• Extracts from a graphics dataset:

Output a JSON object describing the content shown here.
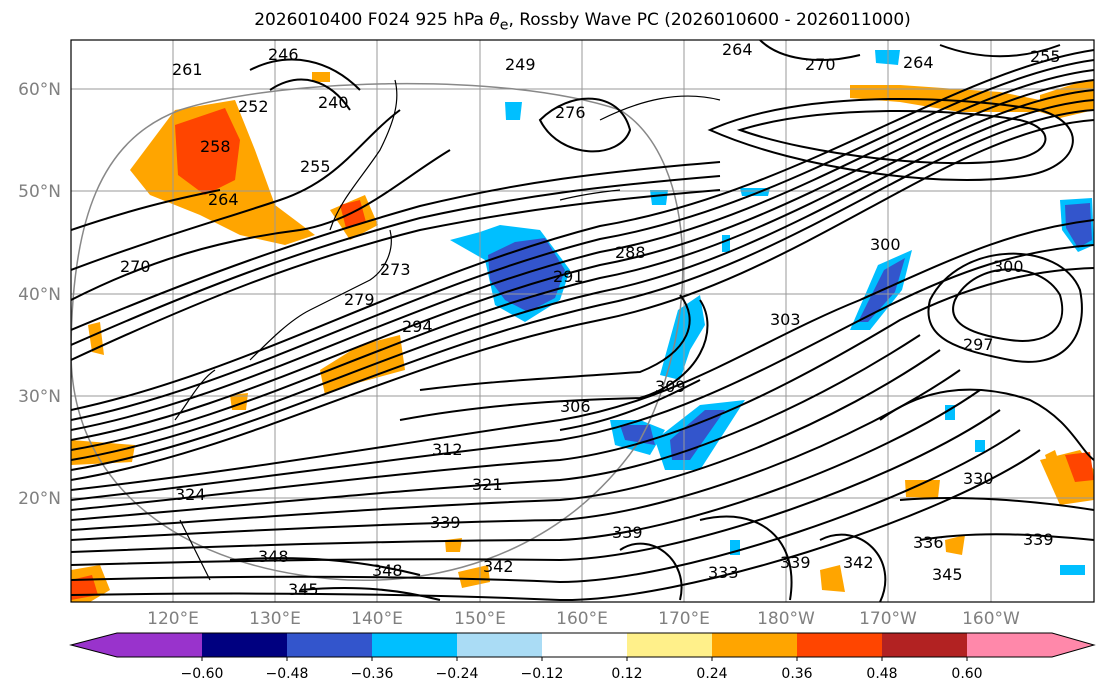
{
  "title": "2026010400 F024 925 hPa θe, Rossby Wave PC (2026010600 - 2026011000)",
  "title_parts": {
    "prefix": "2026010400 F024 925 hPa ",
    "theta": "θ",
    "sub": "e",
    "suffix": ", Rossby Wave PC (2026010600 - 2026011000)"
  },
  "map": {
    "lat_labels": [
      "60°N",
      "50°N",
      "40°N",
      "30°N",
      "20°N"
    ],
    "lon_labels": [
      "120°E",
      "130°E",
      "140°E",
      "150°E",
      "160°E",
      "170°E",
      "180°W",
      "170°W",
      "160°W"
    ],
    "contour_labels": [
      "246",
      "261",
      "240",
      "252",
      "258",
      "255",
      "264",
      "270",
      "249",
      "276",
      "264",
      "270",
      "264",
      "255",
      "273",
      "291",
      "279",
      "294",
      "288",
      "300",
      "300",
      "303",
      "297",
      "309",
      "306",
      "312",
      "321",
      "324",
      "330",
      "339",
      "348",
      "345",
      "339",
      "342",
      "333",
      "339",
      "342",
      "336",
      "339",
      "345",
      "348"
    ]
  },
  "colorbar": {
    "ticks": [
      "−0.60",
      "−0.48",
      "−0.36",
      "−0.24",
      "−0.12",
      "0.12",
      "0.24",
      "0.36",
      "0.48",
      "0.60"
    ],
    "colors": [
      "#9933cc",
      "#000080",
      "#3355cc",
      "#00bfff",
      "#aadcf5",
      "#ffffff",
      "#fff08a",
      "#ffa500",
      "#ff4500",
      "#b22222",
      "#ff88aa"
    ]
  }
}
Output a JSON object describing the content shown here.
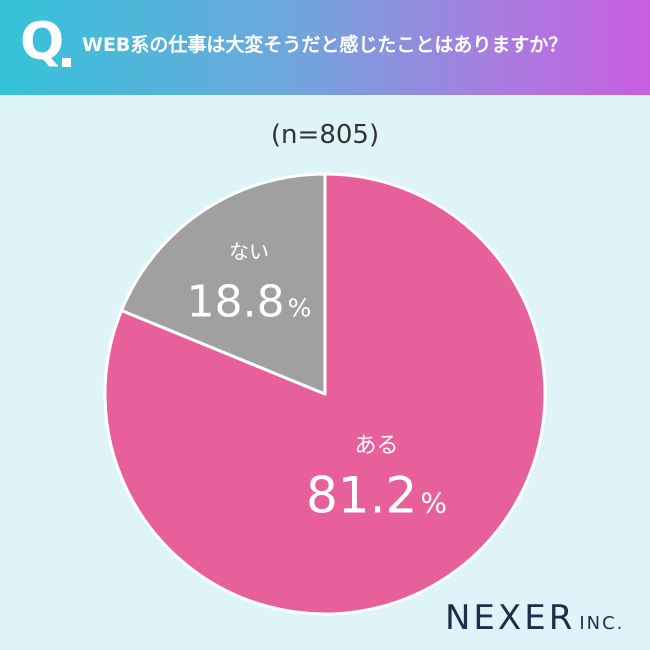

• WRITTEN INSTRUCTION:
Extract all the data above exactly, excluding every picture.

• THE ANSWER:
Output a JSON object describing the content shown here.
{
  "title": "2026010400 F024 925 hPa θe, Rossby Wave PC (2026010600 - 2026011000)",
  "title_parts": {
    "prefix": "2026010400 F024 925 hPa ",
    "theta": "θ",
    "sub": "e",
    "suffix": ", Rossby Wave PC (2026010600 - 2026011000)"
  },
  "map": {
    "lat_labels": [
      "60°N",
      "50°N",
      "40°N",
      "30°N",
      "20°N"
    ],
    "lon_labels": [
      "120°E",
      "130°E",
      "140°E",
      "150°E",
      "160°E",
      "170°E",
      "180°W",
      "170°W",
      "160°W"
    ],
    "contour_labels": [
      "246",
      "261",
      "240",
      "252",
      "258",
      "255",
      "264",
      "270",
      "249",
      "276",
      "264",
      "270",
      "264",
      "255",
      "273",
      "291",
      "279",
      "294",
      "288",
      "300",
      "300",
      "303",
      "297",
      "309",
      "306",
      "312",
      "321",
      "324",
      "330",
      "339",
      "348",
      "345",
      "339",
      "342",
      "333",
      "339",
      "342",
      "336",
      "339",
      "345",
      "348"
    ]
  },
  "colorbar": {
    "ticks": [
      "−0.60",
      "−0.48",
      "−0.36",
      "−0.24",
      "−0.12",
      "0.12",
      "0.24",
      "0.36",
      "0.48",
      "0.60"
    ],
    "colors": [
      "#9933cc",
      "#000080",
      "#3355cc",
      "#00bfff",
      "#aadcf5",
      "#ffffff",
      "#fff08a",
      "#ffa500",
      "#ff4500",
      "#b22222",
      "#ff88aa"
    ]
  }
}
Output a JSON object describing the content shown here.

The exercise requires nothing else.